### Stated goal
Provide only the number of lines in the listing that contain the string "территории".

### Listed entries
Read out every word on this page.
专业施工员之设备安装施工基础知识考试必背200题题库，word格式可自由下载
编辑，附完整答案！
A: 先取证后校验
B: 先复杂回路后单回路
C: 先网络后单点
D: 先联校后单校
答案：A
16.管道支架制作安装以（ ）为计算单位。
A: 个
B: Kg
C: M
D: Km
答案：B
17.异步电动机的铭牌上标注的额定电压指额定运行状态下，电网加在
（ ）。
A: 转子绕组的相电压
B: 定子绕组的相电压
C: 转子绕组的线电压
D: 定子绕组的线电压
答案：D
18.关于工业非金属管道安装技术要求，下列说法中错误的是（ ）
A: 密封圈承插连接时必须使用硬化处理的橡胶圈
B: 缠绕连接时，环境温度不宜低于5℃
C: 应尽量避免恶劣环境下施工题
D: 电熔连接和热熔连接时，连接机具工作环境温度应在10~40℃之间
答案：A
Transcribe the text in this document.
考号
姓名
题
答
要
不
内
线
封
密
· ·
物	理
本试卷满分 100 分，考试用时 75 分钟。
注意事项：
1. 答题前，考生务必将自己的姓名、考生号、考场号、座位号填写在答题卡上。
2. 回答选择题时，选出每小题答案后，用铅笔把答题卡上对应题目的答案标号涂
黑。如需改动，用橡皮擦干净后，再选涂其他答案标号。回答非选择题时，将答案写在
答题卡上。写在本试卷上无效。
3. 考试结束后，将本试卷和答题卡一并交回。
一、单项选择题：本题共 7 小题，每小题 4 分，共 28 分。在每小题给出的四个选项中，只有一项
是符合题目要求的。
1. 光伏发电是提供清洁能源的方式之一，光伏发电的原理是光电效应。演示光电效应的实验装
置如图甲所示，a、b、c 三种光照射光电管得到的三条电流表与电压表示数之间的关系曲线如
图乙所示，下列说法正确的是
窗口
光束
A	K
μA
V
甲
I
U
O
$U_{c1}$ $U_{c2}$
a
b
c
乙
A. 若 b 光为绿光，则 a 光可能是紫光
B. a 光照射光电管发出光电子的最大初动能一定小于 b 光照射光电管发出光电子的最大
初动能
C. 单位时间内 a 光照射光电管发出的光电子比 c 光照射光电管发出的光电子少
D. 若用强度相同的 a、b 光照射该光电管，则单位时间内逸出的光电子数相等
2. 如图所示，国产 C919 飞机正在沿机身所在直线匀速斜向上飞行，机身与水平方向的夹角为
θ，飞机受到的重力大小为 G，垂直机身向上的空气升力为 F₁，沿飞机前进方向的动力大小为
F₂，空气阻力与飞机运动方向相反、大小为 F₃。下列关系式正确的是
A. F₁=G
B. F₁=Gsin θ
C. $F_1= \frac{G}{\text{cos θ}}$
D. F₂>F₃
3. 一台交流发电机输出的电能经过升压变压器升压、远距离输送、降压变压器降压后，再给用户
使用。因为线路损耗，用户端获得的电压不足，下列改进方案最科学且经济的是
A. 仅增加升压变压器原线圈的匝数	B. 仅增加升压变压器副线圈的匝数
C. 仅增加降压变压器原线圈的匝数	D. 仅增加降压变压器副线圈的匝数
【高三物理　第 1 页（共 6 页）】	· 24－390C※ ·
---
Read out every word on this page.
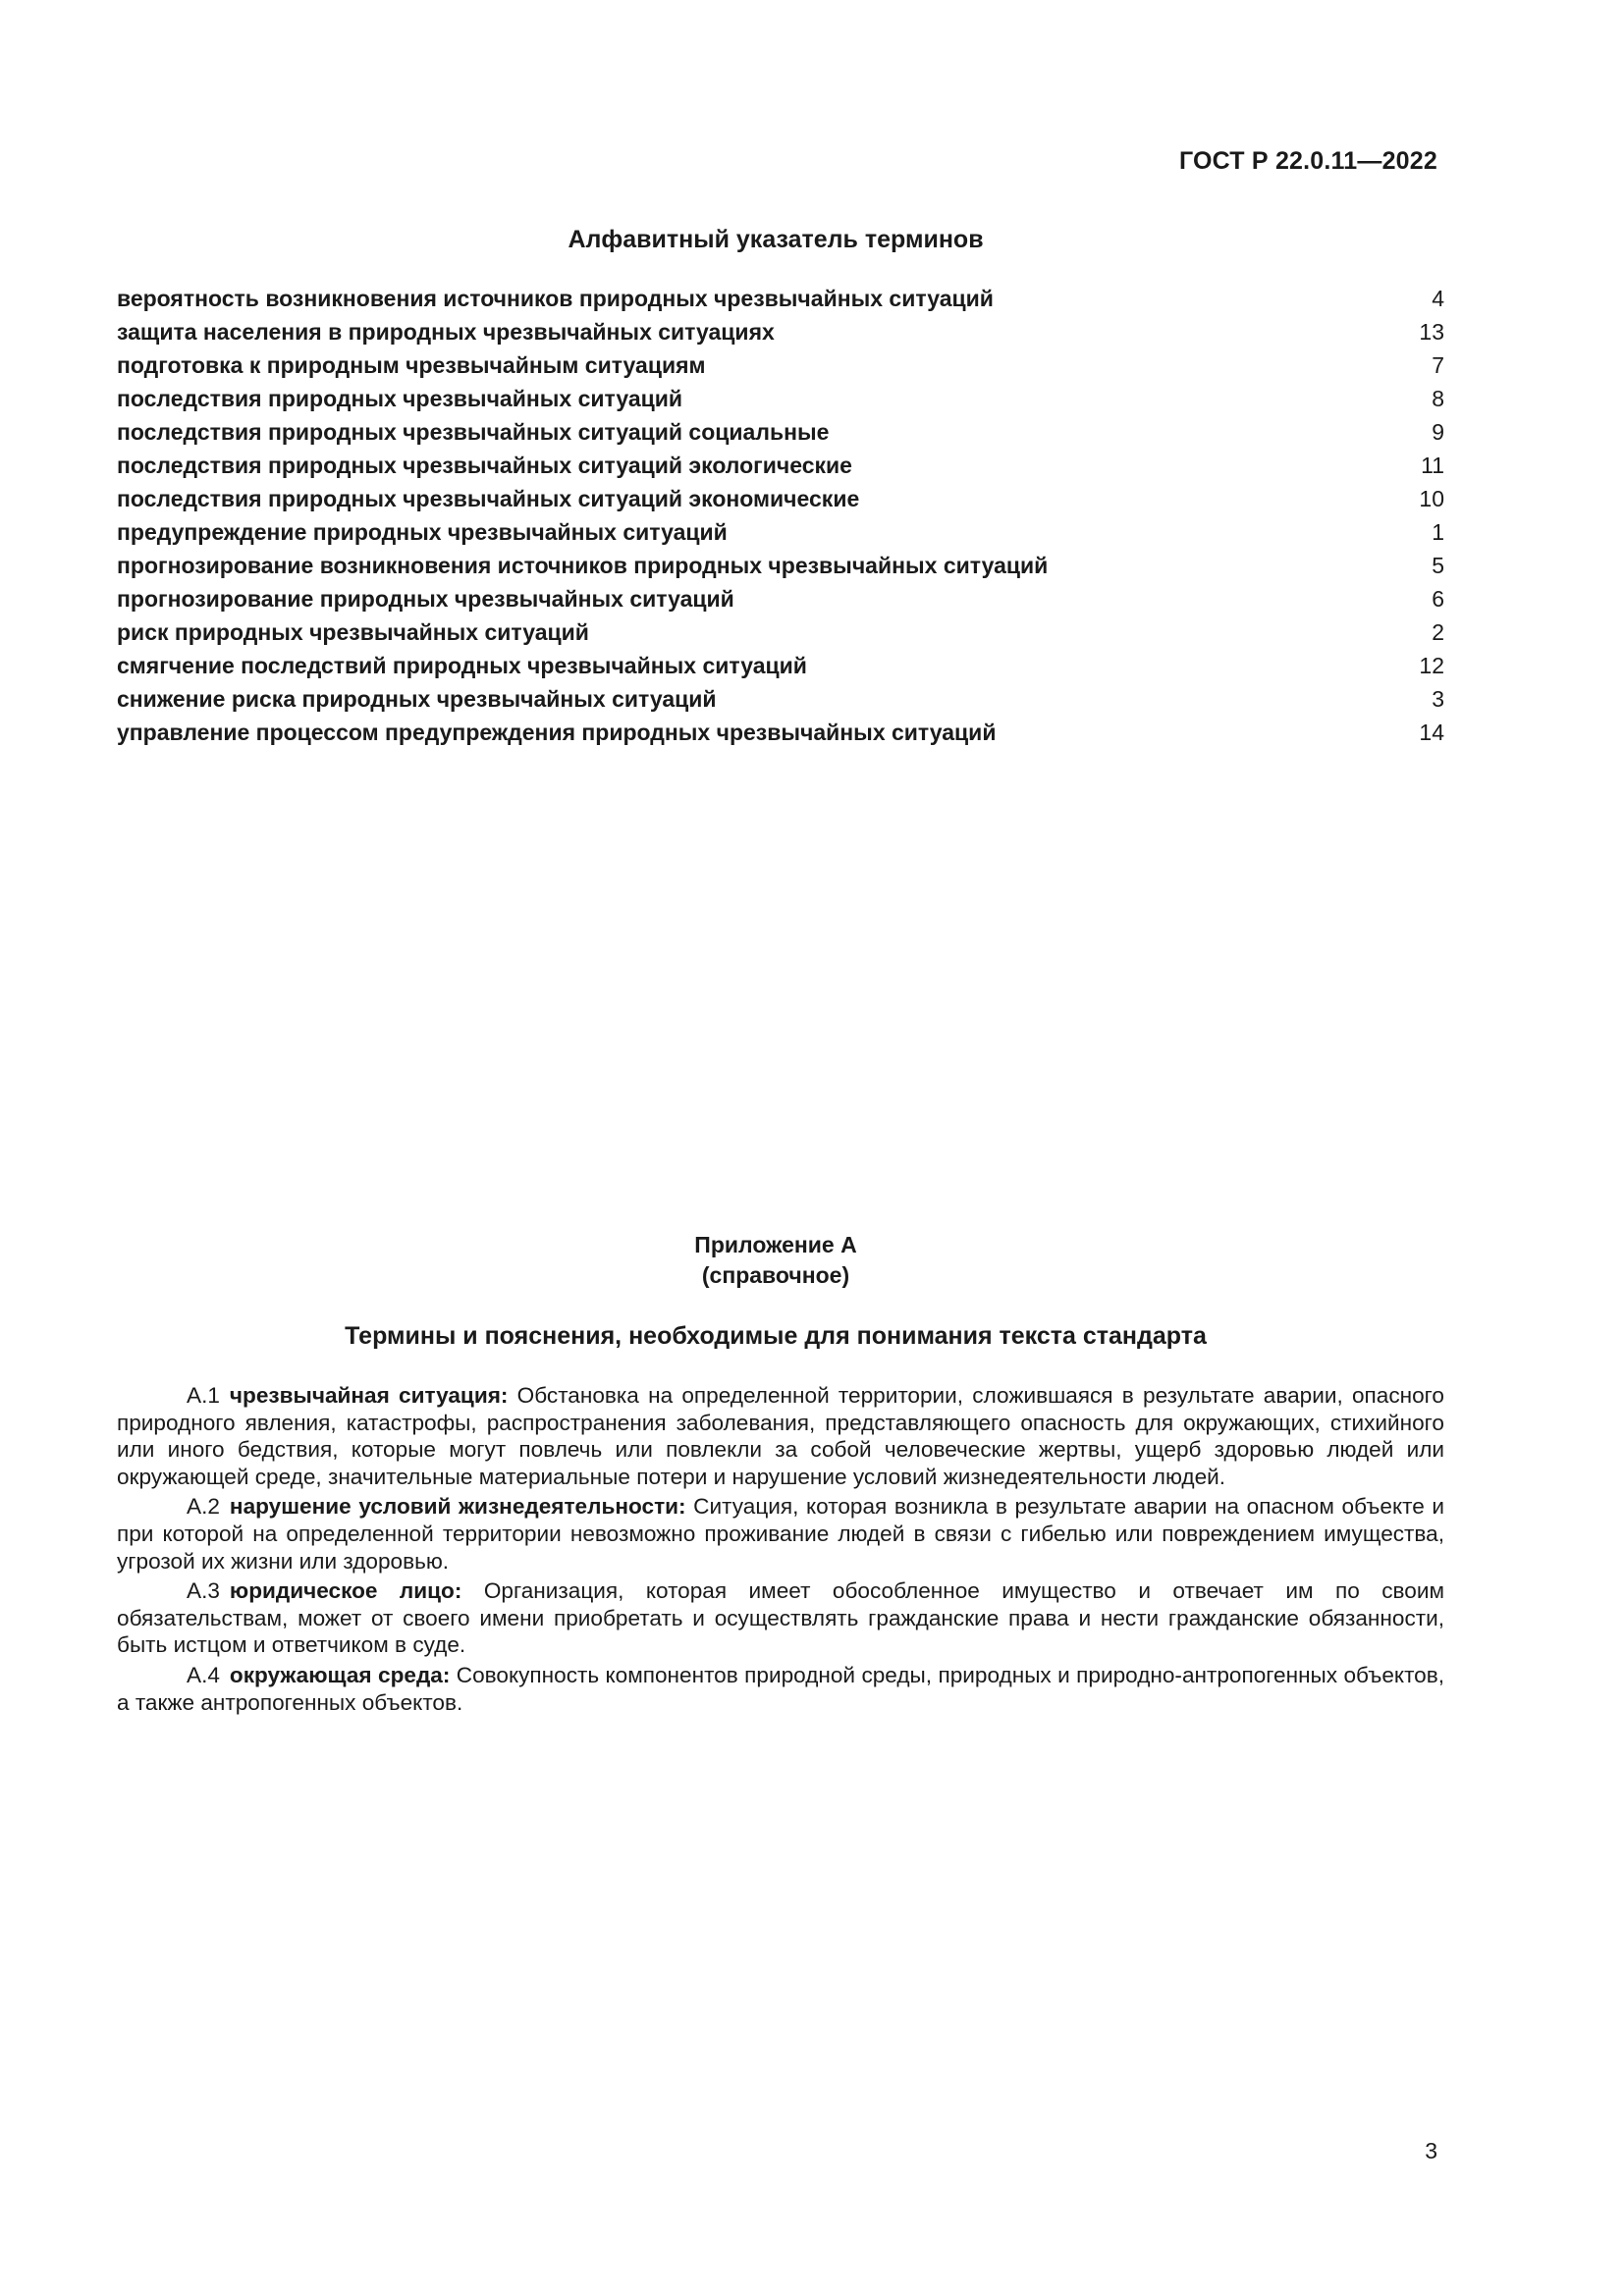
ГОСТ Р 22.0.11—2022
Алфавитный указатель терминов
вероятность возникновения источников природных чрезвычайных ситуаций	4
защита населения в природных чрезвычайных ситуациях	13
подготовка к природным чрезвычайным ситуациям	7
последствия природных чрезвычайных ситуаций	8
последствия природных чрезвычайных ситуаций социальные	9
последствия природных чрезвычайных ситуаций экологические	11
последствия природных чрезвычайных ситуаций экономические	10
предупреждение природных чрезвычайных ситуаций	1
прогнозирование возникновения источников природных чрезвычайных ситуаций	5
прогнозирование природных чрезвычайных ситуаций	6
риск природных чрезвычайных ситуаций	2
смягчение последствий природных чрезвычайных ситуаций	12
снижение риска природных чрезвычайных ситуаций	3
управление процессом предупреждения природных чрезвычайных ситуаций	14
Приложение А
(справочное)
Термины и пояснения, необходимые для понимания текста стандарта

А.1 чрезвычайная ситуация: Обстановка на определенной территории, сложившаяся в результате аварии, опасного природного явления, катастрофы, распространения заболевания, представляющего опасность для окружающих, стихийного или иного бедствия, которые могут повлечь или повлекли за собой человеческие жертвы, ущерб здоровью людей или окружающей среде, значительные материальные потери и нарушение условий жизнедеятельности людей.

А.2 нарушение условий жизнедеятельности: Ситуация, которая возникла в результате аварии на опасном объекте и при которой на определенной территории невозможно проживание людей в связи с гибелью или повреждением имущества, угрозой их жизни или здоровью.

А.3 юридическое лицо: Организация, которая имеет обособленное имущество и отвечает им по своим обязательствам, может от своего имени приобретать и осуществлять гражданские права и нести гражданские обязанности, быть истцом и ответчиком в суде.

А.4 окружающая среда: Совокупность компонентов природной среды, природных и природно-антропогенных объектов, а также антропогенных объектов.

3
==
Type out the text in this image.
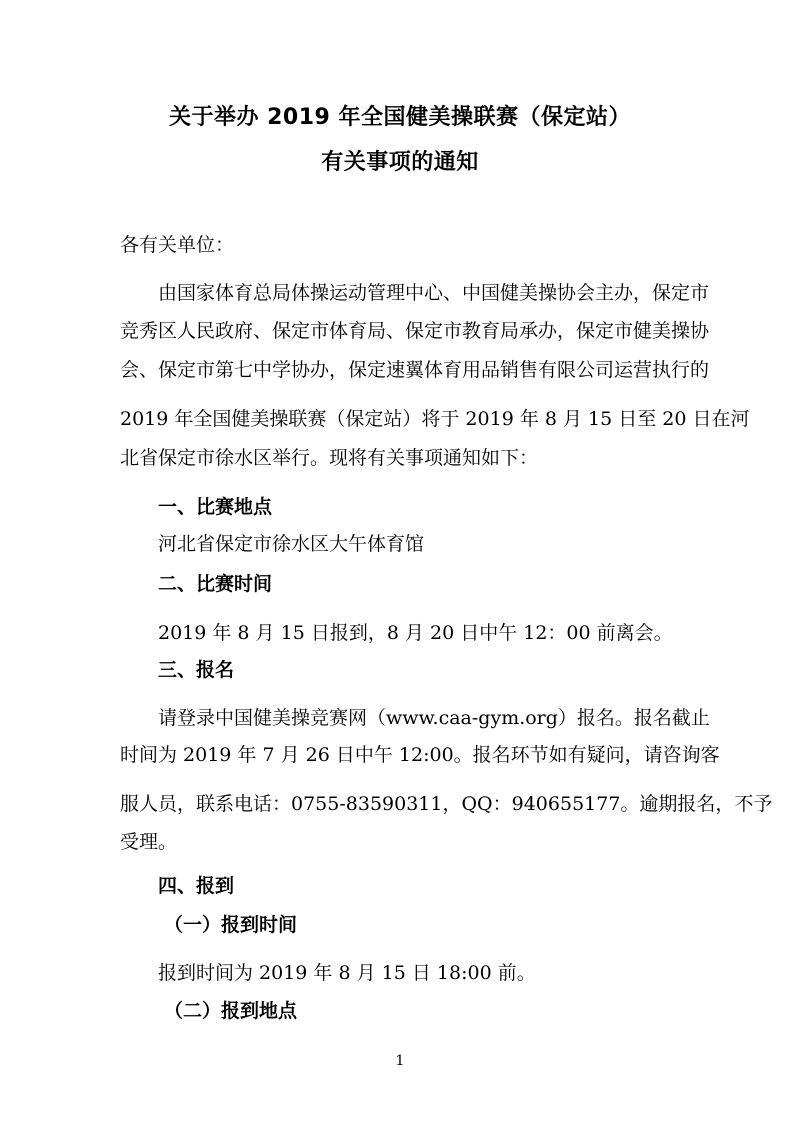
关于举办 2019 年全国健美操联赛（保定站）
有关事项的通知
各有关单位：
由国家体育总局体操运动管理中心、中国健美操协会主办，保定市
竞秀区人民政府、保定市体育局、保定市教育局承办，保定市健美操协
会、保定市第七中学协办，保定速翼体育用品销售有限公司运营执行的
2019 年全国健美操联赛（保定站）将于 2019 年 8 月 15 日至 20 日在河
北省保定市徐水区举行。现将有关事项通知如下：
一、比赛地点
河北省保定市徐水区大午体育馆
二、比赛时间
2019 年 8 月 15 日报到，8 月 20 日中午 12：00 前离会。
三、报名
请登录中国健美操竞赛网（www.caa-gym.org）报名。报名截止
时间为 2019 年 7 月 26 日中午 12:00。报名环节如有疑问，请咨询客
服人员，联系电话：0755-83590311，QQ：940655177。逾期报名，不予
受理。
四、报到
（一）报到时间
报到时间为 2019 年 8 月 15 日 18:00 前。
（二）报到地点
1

### Worked answer
2